> **Stated problem**
Lines that include the word "name" are the ones to copy.
-.-.-
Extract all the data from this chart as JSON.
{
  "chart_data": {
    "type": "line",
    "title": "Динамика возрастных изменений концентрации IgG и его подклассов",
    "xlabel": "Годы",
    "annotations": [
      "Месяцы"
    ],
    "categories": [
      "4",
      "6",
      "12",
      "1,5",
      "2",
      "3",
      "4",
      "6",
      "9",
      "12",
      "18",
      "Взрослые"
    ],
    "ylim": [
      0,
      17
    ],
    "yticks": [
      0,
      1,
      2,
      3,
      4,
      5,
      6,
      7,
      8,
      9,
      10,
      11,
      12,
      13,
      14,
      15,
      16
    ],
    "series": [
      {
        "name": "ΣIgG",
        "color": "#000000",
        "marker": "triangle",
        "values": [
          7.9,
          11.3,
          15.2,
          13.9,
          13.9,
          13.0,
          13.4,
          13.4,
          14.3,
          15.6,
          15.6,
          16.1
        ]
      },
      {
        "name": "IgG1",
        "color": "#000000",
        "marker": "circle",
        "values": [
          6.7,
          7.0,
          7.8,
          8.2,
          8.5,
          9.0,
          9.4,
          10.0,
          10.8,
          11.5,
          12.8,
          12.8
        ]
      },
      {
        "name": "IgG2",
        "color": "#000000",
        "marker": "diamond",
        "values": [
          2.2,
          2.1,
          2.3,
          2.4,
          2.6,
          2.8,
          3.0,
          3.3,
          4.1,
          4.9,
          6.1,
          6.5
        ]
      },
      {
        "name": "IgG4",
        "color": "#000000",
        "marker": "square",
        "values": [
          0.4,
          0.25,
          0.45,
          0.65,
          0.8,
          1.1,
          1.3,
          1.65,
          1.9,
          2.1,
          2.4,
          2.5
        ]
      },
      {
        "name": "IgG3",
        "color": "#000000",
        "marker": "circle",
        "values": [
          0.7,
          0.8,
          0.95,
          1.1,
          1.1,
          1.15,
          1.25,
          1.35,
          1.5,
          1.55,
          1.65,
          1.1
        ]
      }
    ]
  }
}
-.-.-
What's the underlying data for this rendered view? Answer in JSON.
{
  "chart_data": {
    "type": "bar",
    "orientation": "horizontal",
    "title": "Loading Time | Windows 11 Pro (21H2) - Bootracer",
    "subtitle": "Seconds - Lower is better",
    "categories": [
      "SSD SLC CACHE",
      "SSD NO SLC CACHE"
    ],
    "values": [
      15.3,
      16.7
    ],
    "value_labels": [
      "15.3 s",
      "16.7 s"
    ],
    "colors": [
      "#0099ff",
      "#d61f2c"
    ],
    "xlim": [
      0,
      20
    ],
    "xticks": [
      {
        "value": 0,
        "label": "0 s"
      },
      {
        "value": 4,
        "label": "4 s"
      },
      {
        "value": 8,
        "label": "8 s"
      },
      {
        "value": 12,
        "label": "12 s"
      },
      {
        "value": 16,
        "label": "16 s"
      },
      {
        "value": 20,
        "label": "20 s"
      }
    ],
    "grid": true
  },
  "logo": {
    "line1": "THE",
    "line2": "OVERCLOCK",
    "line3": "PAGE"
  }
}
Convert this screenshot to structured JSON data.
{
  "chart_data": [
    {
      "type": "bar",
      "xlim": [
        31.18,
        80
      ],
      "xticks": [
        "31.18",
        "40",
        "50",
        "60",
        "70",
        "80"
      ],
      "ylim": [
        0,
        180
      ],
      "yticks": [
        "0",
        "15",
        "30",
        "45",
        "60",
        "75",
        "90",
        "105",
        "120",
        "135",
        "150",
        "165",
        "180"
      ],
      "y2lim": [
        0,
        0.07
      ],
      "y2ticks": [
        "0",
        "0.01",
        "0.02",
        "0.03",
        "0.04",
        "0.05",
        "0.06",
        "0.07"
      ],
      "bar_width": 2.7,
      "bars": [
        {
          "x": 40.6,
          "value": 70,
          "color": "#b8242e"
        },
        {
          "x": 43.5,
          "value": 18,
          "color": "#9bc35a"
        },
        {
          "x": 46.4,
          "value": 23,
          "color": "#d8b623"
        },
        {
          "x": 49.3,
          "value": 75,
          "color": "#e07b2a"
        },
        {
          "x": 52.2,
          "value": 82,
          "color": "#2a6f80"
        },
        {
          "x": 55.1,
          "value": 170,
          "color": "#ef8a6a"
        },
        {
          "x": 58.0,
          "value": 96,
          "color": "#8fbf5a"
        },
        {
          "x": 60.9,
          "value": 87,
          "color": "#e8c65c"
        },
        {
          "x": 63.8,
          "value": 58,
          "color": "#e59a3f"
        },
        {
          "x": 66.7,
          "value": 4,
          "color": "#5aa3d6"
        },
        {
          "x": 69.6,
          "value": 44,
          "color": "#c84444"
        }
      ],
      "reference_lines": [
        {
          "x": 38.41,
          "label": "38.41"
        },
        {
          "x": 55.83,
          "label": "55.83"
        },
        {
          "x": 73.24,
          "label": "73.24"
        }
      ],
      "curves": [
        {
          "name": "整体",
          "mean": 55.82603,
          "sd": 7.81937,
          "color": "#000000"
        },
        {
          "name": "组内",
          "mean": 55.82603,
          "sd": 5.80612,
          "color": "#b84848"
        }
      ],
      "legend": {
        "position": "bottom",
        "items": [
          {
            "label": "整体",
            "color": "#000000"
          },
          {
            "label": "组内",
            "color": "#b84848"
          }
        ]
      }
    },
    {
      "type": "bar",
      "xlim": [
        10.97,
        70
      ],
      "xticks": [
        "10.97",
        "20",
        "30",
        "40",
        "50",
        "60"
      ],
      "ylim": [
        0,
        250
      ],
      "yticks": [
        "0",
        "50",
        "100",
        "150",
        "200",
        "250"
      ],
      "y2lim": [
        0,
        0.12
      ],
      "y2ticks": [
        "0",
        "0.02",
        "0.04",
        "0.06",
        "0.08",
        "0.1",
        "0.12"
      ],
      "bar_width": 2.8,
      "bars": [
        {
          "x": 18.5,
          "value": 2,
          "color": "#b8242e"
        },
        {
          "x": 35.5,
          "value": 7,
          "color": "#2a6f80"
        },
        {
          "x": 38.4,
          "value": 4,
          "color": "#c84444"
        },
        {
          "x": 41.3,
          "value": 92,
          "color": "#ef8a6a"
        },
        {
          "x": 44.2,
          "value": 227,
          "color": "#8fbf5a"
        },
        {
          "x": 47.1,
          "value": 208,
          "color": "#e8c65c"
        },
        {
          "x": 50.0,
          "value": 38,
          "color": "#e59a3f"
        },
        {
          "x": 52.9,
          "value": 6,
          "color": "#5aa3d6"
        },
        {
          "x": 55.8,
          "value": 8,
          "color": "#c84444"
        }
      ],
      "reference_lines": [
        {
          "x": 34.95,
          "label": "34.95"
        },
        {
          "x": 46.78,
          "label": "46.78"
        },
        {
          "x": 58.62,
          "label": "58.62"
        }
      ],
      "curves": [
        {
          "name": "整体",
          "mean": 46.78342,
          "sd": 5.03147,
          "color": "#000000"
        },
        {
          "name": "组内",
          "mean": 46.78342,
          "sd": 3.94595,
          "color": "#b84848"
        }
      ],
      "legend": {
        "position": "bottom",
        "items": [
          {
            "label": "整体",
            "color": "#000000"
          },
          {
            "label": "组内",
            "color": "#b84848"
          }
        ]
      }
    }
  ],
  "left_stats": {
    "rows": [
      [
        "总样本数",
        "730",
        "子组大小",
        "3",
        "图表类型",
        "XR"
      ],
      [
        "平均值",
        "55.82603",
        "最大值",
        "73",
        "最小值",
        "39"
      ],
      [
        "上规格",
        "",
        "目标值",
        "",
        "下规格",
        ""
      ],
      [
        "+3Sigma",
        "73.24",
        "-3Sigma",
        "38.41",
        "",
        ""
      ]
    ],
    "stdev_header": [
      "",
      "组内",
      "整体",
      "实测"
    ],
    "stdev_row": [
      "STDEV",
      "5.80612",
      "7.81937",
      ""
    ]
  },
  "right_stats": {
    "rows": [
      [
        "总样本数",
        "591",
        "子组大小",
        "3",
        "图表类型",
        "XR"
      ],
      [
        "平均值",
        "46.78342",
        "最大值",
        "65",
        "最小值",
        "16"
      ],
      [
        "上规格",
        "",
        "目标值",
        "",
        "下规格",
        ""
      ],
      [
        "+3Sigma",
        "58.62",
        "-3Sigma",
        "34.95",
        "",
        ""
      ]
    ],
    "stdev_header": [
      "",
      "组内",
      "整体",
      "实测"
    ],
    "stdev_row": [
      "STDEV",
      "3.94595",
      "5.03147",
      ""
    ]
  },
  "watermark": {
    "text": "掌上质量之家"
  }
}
-.-.-
> **Answer to the problem**
        "name": "ΣIgG",
        "name": "IgG1",
        "name": "IgG2",
        "name": "IgG4",
        "name": "IgG3",
          "name": "整体",
          "name": "组内",
          "name": "整体",
          "name": "组内",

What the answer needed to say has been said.